┌──
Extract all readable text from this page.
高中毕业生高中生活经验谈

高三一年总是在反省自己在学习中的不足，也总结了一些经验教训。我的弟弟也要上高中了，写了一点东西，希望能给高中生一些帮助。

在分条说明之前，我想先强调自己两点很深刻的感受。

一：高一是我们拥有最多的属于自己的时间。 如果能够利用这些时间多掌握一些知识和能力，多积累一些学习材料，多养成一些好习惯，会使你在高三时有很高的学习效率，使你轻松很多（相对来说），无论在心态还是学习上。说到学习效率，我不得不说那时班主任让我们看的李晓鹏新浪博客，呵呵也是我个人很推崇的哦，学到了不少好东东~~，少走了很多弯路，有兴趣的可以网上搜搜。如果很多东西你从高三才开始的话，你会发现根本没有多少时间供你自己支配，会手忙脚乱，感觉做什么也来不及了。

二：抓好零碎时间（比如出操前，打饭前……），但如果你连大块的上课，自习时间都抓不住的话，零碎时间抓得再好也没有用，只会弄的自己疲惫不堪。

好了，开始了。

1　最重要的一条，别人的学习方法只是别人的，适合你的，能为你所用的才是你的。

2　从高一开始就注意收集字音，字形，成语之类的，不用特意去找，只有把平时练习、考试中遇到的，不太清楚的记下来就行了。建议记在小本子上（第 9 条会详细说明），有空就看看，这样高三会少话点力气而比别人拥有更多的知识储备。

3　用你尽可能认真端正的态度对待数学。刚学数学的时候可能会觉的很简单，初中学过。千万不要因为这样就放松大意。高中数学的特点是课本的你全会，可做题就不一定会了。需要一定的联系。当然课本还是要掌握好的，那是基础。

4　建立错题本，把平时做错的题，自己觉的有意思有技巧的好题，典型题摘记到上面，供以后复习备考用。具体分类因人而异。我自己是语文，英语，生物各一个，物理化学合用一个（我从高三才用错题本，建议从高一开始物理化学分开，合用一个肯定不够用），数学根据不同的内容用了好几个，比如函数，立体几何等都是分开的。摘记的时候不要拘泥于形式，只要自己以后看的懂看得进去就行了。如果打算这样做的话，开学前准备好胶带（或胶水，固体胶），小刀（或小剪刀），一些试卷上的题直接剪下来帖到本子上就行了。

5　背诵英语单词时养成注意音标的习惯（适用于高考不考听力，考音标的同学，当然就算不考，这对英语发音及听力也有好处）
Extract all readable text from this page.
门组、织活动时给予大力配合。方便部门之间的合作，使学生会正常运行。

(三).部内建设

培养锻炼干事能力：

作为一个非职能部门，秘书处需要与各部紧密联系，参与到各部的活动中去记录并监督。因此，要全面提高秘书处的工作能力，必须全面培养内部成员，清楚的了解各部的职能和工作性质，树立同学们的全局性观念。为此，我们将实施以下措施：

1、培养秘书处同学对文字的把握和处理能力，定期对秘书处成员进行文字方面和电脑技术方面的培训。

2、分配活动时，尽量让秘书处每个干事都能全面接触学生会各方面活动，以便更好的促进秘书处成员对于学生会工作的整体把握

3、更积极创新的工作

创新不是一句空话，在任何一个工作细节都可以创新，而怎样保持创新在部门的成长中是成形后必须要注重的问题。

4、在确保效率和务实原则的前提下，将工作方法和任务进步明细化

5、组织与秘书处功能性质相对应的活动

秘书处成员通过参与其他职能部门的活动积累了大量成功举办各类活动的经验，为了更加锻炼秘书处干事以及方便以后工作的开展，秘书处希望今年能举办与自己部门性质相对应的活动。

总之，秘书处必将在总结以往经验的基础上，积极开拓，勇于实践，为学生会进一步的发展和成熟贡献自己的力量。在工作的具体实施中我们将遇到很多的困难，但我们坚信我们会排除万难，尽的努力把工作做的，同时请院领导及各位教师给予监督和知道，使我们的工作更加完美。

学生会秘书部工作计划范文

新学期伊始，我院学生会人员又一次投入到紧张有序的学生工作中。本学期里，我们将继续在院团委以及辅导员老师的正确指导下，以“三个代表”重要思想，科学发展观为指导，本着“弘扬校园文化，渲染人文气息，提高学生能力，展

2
└──
Your task is to reproduce all of the records exactly.

• **Answer**
Extract all readable text from this page.
高中毕业生高中生活经验谈

高三一年总是在反省自己在学习中的不足，也总结了一些经验教训。我的弟弟也要上高中了，写了一点东西，希望能给高中生一些帮助。

在分条说明之前，我想先强调自己两点很深刻的感受。

一：高一是我们拥有最多的属于自己的时间。 如果能够利用这些时间多掌握一些知识和能力，多积累一些学习材料，多养成一些好习惯，会使你在高三时有很高的学习效率，使你轻松很多（相对来说），无论在心态还是学习上。说到学习效率，我不得不说那时班主任让我们看的李晓鹏新浪博客，呵呵也是我个人很推崇的哦，学到了不少好东东~~，少走了很多弯路，有兴趣的可以网上搜搜。如果很多东西你从高三才开始的话，你会发现根本没有多少时间供你自己支配，会手忙脚乱，感觉做什么也来不及了。

二：抓好零碎时间（比如出操前，打饭前……），但如果你连大块的上课，自习时间都抓不住的话，零碎时间抓得再好也没有用，只会弄的自己疲惫不堪。

好了，开始了。

1　最重要的一条，别人的学习方法只是别人的，适合你的，能为你所用的才是你的。

2　从高一开始就注意收集字音，字形，成语之类的，不用特意去找，只有把平时练习、考试中遇到的，不太清楚的记下来就行了。建议记在小本子上（第 9 条会详细说明），有空就看看，这样高三会少话点力气而比别人拥有更多的知识储备。

3　用你尽可能认真端正的态度对待数学。刚学数学的时候可能会觉的很简单，初中学过。千万不要因为这样就放松大意。高中数学的特点是课本的你全会，可做题就不一定会了。需要一定的联系。当然课本还是要掌握好的，那是基础。

4　建立错题本，把平时做错的题，自己觉的有意思有技巧的好题，典型题摘记到上面，供以后复习备考用。具体分类因人而异。我自己是语文，英语，生物各一个，物理化学合用一个（我从高三才用错题本，建议从高一开始物理化学分开，合用一个肯定不够用），数学根据不同的内容用了好几个，比如函数，立体几何等都是分开的。摘记的时候不要拘泥于形式，只要自己以后看的懂看得进去就行了。如果打算这样做的话，开学前准备好胶带（或胶水，固体胶），小刀（或小剪刀），一些试卷上的题直接剪下来帖到本子上就行了。

5　背诵英语单词时养成注意音标的习惯（适用于高考不考听力，考音标的同学，当然就算不考，这对英语发音及听力也有好处）
Extract all readable text from this page.
门组、织活动时给予大力配合。方便部门之间的合作，使学生会正常运行。

(三).部内建设

培养锻炼干事能力：

作为一个非职能部门，秘书处需要与各部紧密联系，参与到各部的活动中去记录并监督。因此，要全面提高秘书处的工作能力，必须全面培养内部成员，清楚的了解各部的职能和工作性质，树立同学们的全局性观念。为此，我们将实施以下措施：

1、培养秘书处同学对文字的把握和处理能力，定期对秘书处成员进行文字方面和电脑技术方面的培训。

2、分配活动时，尽量让秘书处每个干事都能全面接触学生会各方面活动，以便更好的促进秘书处成员对于学生会工作的整体把握

3、更积极创新的工作

创新不是一句空话，在任何一个工作细节都可以创新，而怎样保持创新在部门的成长中是成形后必须要注重的问题。

4、在确保效率和务实原则的前提下，将工作方法和任务进步明细化

5、组织与秘书处功能性质相对应的活动

秘书处成员通过参与其他职能部门的活动积累了大量成功举办各类活动的经验，为了更加锻炼秘书处干事以及方便以后工作的开展，秘书处希望今年能举办与自己部门性质相对应的活动。

总之，秘书处必将在总结以往经验的基础上，积极开拓，勇于实践，为学生会进一步的发展和成熟贡献自己的力量。在工作的具体实施中我们将遇到很多的困难，但我们坚信我们会排除万难，尽的努力把工作做的，同时请院领导及各位教师给予监督和知道，使我们的工作更加完美。

学生会秘书部工作计划范文

新学期伊始，我院学生会人员又一次投入到紧张有序的学生工作中。本学期里，我们将继续在院团委以及辅导员老师的正确指导下，以“三个代表”重要思想，科学发展观为指导，本着“弘扬校园文化，渲染人文气息，提高学生能力，展

2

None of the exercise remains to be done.